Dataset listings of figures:
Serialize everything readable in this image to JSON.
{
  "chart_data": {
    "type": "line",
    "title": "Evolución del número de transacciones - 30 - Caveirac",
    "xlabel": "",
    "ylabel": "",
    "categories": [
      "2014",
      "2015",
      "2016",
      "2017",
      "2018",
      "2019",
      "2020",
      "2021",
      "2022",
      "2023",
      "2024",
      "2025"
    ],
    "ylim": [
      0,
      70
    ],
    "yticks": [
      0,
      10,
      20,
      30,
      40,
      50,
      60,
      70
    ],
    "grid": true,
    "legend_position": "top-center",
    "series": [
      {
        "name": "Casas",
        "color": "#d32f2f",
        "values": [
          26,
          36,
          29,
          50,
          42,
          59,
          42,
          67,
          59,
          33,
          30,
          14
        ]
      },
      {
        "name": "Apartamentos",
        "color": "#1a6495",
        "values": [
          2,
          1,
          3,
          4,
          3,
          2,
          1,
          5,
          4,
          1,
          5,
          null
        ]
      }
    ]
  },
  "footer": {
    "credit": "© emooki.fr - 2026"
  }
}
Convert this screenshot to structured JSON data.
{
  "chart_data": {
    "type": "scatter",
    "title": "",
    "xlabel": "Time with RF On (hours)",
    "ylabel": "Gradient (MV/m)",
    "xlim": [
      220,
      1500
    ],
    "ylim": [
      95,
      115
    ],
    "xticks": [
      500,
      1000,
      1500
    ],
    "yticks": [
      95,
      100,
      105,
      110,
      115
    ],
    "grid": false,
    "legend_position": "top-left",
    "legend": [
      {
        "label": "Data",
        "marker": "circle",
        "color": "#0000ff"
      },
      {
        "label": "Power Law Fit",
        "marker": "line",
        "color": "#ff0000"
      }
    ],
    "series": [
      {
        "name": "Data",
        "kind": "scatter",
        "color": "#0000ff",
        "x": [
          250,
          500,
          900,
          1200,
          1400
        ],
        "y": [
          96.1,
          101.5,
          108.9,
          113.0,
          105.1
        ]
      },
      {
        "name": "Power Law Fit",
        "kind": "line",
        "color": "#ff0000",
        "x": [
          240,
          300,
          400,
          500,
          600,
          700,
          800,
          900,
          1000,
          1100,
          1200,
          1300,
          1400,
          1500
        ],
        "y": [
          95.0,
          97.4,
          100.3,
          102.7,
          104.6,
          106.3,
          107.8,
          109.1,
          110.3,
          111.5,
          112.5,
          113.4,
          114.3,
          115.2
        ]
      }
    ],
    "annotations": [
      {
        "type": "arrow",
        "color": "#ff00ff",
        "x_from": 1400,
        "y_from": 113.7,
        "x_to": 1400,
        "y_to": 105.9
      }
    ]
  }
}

_Problem requirements:_ Write out every entry again exactly, please, with nothing missing.

_The completed task:_
Serialize everything readable in this image to JSON.
{
  "chart_data": {
    "type": "line",
    "title": "Evolución del número de transacciones - 30 - Caveirac",
    "xlabel": "",
    "ylabel": "",
    "categories": [
      "2014",
      "2015",
      "2016",
      "2017",
      "2018",
      "2019",
      "2020",
      "2021",
      "2022",
      "2023",
      "2024",
      "2025"
    ],
    "ylim": [
      0,
      70
    ],
    "yticks": [
      0,
      10,
      20,
      30,
      40,
      50,
      60,
      70
    ],
    "grid": true,
    "legend_position": "top-center",
    "series": [
      {
        "name": "Casas",
        "color": "#d32f2f",
        "values": [
          26,
          36,
          29,
          50,
          42,
          59,
          42,
          67,
          59,
          33,
          30,
          14
        ]
      },
      {
        "name": "Apartamentos",
        "color": "#1a6495",
        "values": [
          2,
          1,
          3,
          4,
          3,
          2,
          1,
          5,
          4,
          1,
          5,
          null
        ]
      }
    ]
  },
  "footer": {
    "credit": "© emooki.fr - 2026"
  }
}
Convert this screenshot to structured JSON data.
{
  "chart_data": {
    "type": "scatter",
    "title": "",
    "xlabel": "Time with RF On (hours)",
    "ylabel": "Gradient (MV/m)",
    "xlim": [
      220,
      1500
    ],
    "ylim": [
      95,
      115
    ],
    "xticks": [
      500,
      1000,
      1500
    ],
    "yticks": [
      95,
      100,
      105,
      110,
      115
    ],
    "grid": false,
    "legend_position": "top-left",
    "legend": [
      {
        "label": "Data",
        "marker": "circle",
        "color": "#0000ff"
      },
      {
        "label": "Power Law Fit",
        "marker": "line",
        "color": "#ff0000"
      }
    ],
    "series": [
      {
        "name": "Data",
        "kind": "scatter",
        "color": "#0000ff",
        "x": [
          250,
          500,
          900,
          1200,
          1400
        ],
        "y": [
          96.1,
          101.5,
          108.9,
          113.0,
          105.1
        ]
      },
      {
        "name": "Power Law Fit",
        "kind": "line",
        "color": "#ff0000",
        "x": [
          240,
          300,
          400,
          500,
          600,
          700,
          800,
          900,
          1000,
          1100,
          1200,
          1300,
          1400,
          1500
        ],
        "y": [
          95.0,
          97.4,
          100.3,
          102.7,
          104.6,
          106.3,
          107.8,
          109.1,
          110.3,
          111.5,
          112.5,
          113.4,
          114.3,
          115.2
        ]
      }
    ],
    "annotations": [
      {
        "type": "arrow",
        "color": "#ff00ff",
        "x_from": 1400,
        "y_from": 113.7,
        "x_to": 1400,
        "y_to": 105.9
      }
    ]
  }
}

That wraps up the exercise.